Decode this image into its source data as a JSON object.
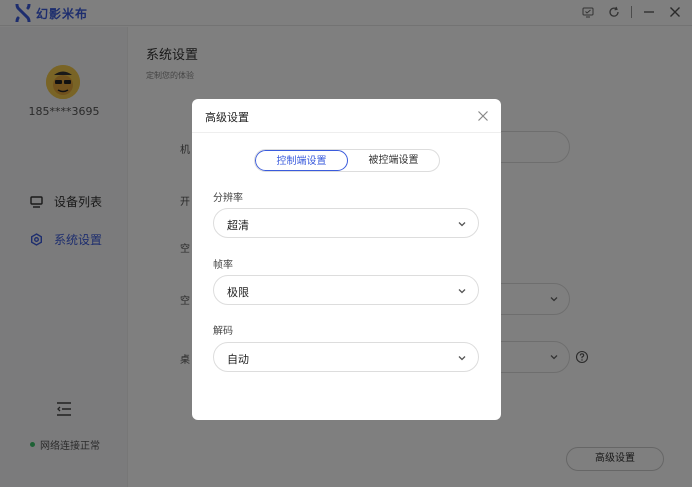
{
  "app": {
    "name": "幻影米布"
  },
  "window_controls": [
    "screen-icon",
    "refresh-icon",
    "minimize-icon",
    "close-icon"
  ],
  "sidebar": {
    "phone": "185****3695",
    "items": [
      {
        "label": "设备列表",
        "icon": "monitor-icon",
        "active": false
      },
      {
        "label": "系统设置",
        "icon": "gear-icon",
        "active": true
      }
    ],
    "network_status": "网络连接正常"
  },
  "main": {
    "title": "系统设置",
    "subtitle": "定制您的体验",
    "row_labels": [
      "机",
      "开",
      "空",
      "空",
      "桌"
    ],
    "advanced_button": "高级设置"
  },
  "modal": {
    "title": "高级设置",
    "tabs": [
      {
        "label": "控制端设置",
        "active": true
      },
      {
        "label": "被控端设置",
        "active": false
      }
    ],
    "fields": [
      {
        "label": "分辨率",
        "value": "超清"
      },
      {
        "label": "帧率",
        "value": "极限"
      },
      {
        "label": "解码",
        "value": "自动"
      }
    ]
  },
  "colors": {
    "accent": "#3a5bdc",
    "overlay": "rgba(0,0,0,0.5)",
    "status_ok": "#3cc36b"
  }
}
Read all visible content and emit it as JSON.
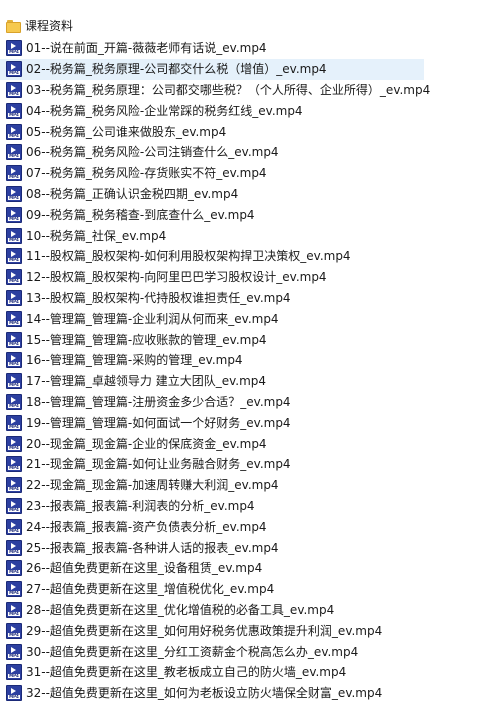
{
  "folder": {
    "name": "课程资料",
    "icon": "folder-icon",
    "color": "#f6c94e"
  },
  "file_icon": {
    "name": "mp4-file-icon",
    "text": "MP4",
    "color": "#2c3fa0"
  },
  "selection_color": "#e5f1fb",
  "selected_index": 1,
  "files": [
    "01--说在前面_开篇-薇薇老师有话说_ev.mp4",
    "02--税务篇_税务原理-公司都交什么税（增值）_ev.mp4",
    "03--税务篇_税务原理：公司都交哪些税？（个人所得、企业所得）_ev.mp4",
    "04--税务篇_税务风险-企业常踩的税务红线_ev.mp4",
    "05--税务篇_公司谁来做股东_ev.mp4",
    "06--税务篇_税务风险-公司注销查什么_ev.mp4",
    "07--税务篇_税务风险-存货账实不符_ev.mp4",
    "08--税务篇_正确认识金税四期_ev.mp4",
    "09--税务篇_税务稽查-到底查什么_ev.mp4",
    "10--税务篇_社保_ev.mp4",
    "11--股权篇_股权架构-如何利用股权架构捍卫决策权_ev.mp4",
    "12--股权篇_股权架构-向阿里巴巴学习股权设计_ev.mp4",
    "13--股权篇_股权架构-代持股权谁担责任_ev.mp4",
    "14--管理篇_管理篇-企业利润从何而来_ev.mp4",
    "15--管理篇_管理篇-应收账款的管理_ev.mp4",
    "16--管理篇_管理篇-采购的管理_ev.mp4",
    "17--管理篇_卓越领导力 建立大团队_ev.mp4",
    "18--管理篇_管理篇-注册资金多少合适？_ev.mp4",
    "19--管理篇_管理篇-如何面试一个好财务_ev.mp4",
    "20--现金篇_现金篇-企业的保底资金_ev.mp4",
    "21--现金篇_现金篇-如何让业务融合财务_ev.mp4",
    "22--现金篇_现金篇-加速周转赚大利润_ev.mp4",
    "23--报表篇_报表篇-利润表的分析_ev.mp4",
    "24--报表篇_报表篇-资产负债表分析_ev.mp4",
    "25--报表篇_报表篇-各种讲人话的报表_ev.mp4",
    "26--超值免费更新在这里_设备租赁_ev.mp4",
    "27--超值免费更新在这里_增值税优化_ev.mp4",
    "28--超值免费更新在这里_优化增值税的必备工具_ev.mp4",
    "29--超值免费更新在这里_如何用好税务优惠政策提升利润_ev.mp4",
    "30--超值免费更新在这里_分红工资薪金个税高怎么办_ev.mp4",
    "31--超值免费更新在这里_教老板成立自己的防火墙_ev.mp4",
    "32--超值免费更新在这里_如何为老板设立防火墙保全财富_ev.mp4"
  ]
}
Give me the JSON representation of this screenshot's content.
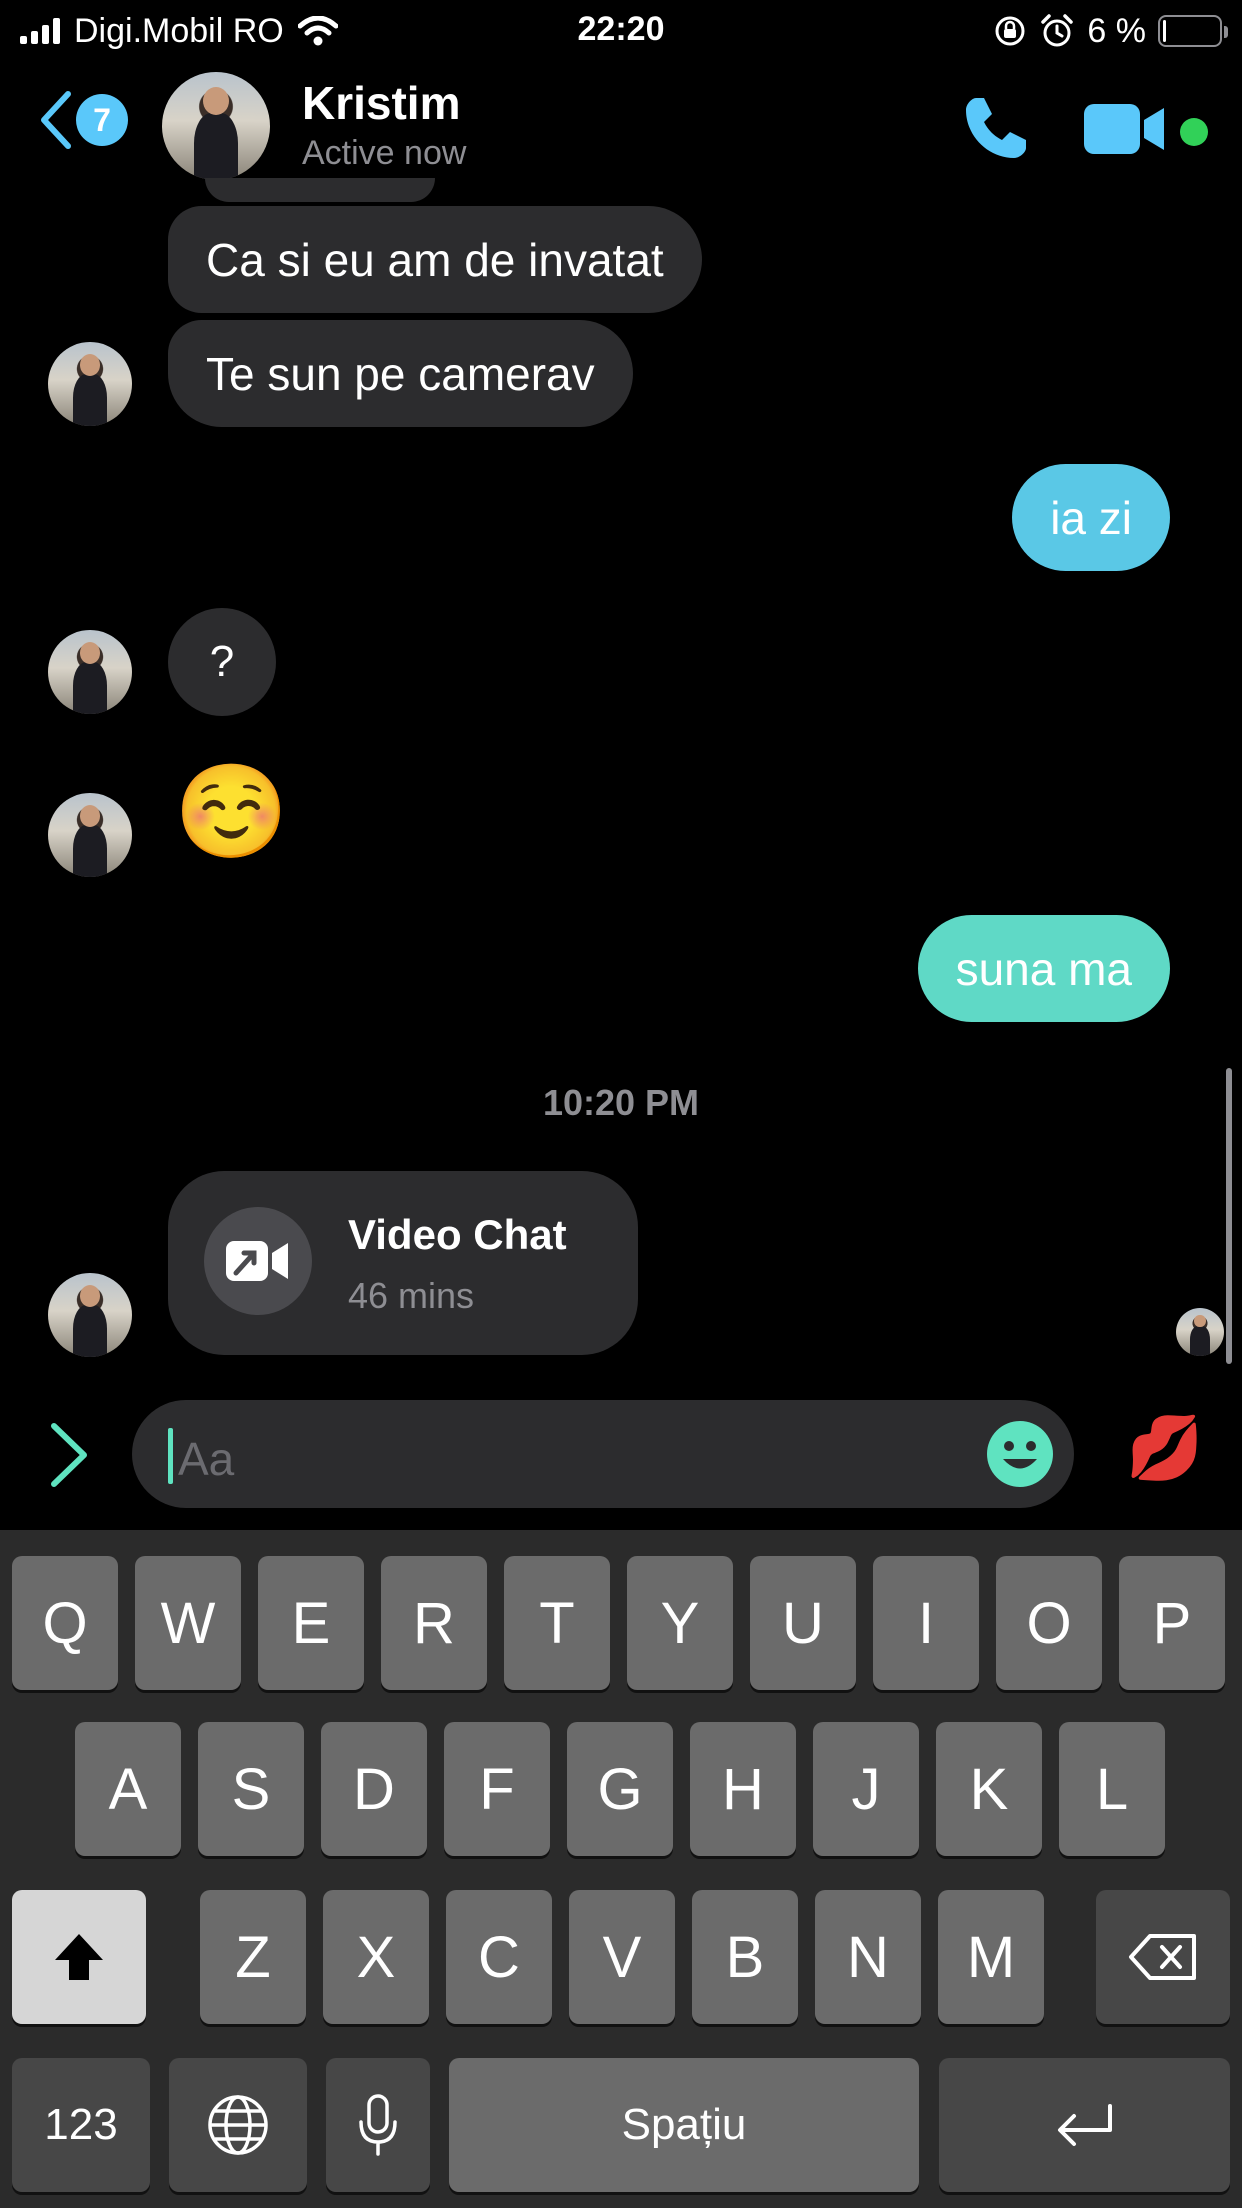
· · · ·
**GIVEN REQUEST:** All the lines above are to be reproduced exactly, except the pictures.

**FINISHED TASK:**
Decode this image into its source data as a JSON object.
{
  "app": {
    "name": "幻影米布"
  },
  "window_controls": [
    "screen-icon",
    "refresh-icon",
    "minimize-icon",
    "close-icon"
  ],
  "sidebar": {
    "phone": "185****3695",
    "items": [
      {
        "label": "设备列表",
        "icon": "monitor-icon",
        "active": false
      },
      {
        "label": "系统设置",
        "icon": "gear-icon",
        "active": true
      }
    ],
    "network_status": "网络连接正常"
  },
  "main": {
    "title": "系统设置",
    "subtitle": "定制您的体验",
    "row_labels": [
      "机",
      "开",
      "空",
      "空",
      "桌"
    ],
    "advanced_button": "高级设置"
  },
  "modal": {
    "title": "高级设置",
    "tabs": [
      {
        "label": "控制端设置",
        "active": true
      },
      {
        "label": "被控端设置",
        "active": false
      }
    ],
    "fields": [
      {
        "label": "分辨率",
        "value": "超清"
      },
      {
        "label": "帧率",
        "value": "极限"
      },
      {
        "label": "解码",
        "value": "自动"
      }
    ]
  },
  "colors": {
    "accent": "#3a5bdc",
    "overlay": "rgba(0,0,0,0.5)",
    "status_ok": "#3cc36b"
  }
}
Read all visible content and emit it as JSON.
{
  "folder": {
    "name": "课程资料",
    "icon": "folder-icon",
    "color": "#f6c94e"
  },
  "file_icon": {
    "name": "mp4-file-icon",
    "text": "MP4",
    "color": "#2c3fa0"
  },
  "selection_color": "#e5f1fb",
  "selected_index": 1,
  "files": [
    "01--说在前面_开篇-薇薇老师有话说_ev.mp4",
    "02--税务篇_税务原理-公司都交什么税（增值）_ev.mp4",
    "03--税务篇_税务原理：公司都交哪些税？（个人所得、企业所得）_ev.mp4",
    "04--税务篇_税务风险-企业常踩的税务红线_ev.mp4",
    "05--税务篇_公司谁来做股东_ev.mp4",
    "06--税务篇_税务风险-公司注销查什么_ev.mp4",
    "07--税务篇_税务风险-存货账实不符_ev.mp4",
    "08--税务篇_正确认识金税四期_ev.mp4",
    "09--税务篇_税务稽查-到底查什么_ev.mp4",
    "10--税务篇_社保_ev.mp4",
    "11--股权篇_股权架构-如何利用股权架构捍卫决策权_ev.mp4",
    "12--股权篇_股权架构-向阿里巴巴学习股权设计_ev.mp4",
    "13--股权篇_股权架构-代持股权谁担责任_ev.mp4",
    "14--管理篇_管理篇-企业利润从何而来_ev.mp4",
    "15--管理篇_管理篇-应收账款的管理_ev.mp4",
    "16--管理篇_管理篇-采购的管理_ev.mp4",
    "17--管理篇_卓越领导力 建立大团队_ev.mp4",
    "18--管理篇_管理篇-注册资金多少合适？_ev.mp4",
    "19--管理篇_管理篇-如何面试一个好财务_ev.mp4",
    "20--现金篇_现金篇-企业的保底资金_ev.mp4",
    "21--现金篇_现金篇-如何让业务融合财务_ev.mp4",
    "22--现金篇_现金篇-加速周转赚大利润_ev.mp4",
    "23--报表篇_报表篇-利润表的分析_ev.mp4",
    "24--报表篇_报表篇-资产负债表分析_ev.mp4",
    "25--报表篇_报表篇-各种讲人话的报表_ev.mp4",
    "26--超值免费更新在这里_设备租赁_ev.mp4",
    "27--超值免费更新在这里_增值税优化_ev.mp4",
    "28--超值免费更新在这里_优化增值税的必备工具_ev.mp4",
    "29--超值免费更新在这里_如何用好税务优惠政策提升利润_ev.mp4",
    "30--超值免费更新在这里_分红工资薪金个税高怎么办_ev.mp4",
    "31--超值免费更新在这里_教老板成立自己的防火墙_ev.mp4",
    "32--超值免费更新在这里_如何为老板设立防火墙保全财富_ev.mp4"
  ]
}
Give me the JSON representation of this screenshot's content.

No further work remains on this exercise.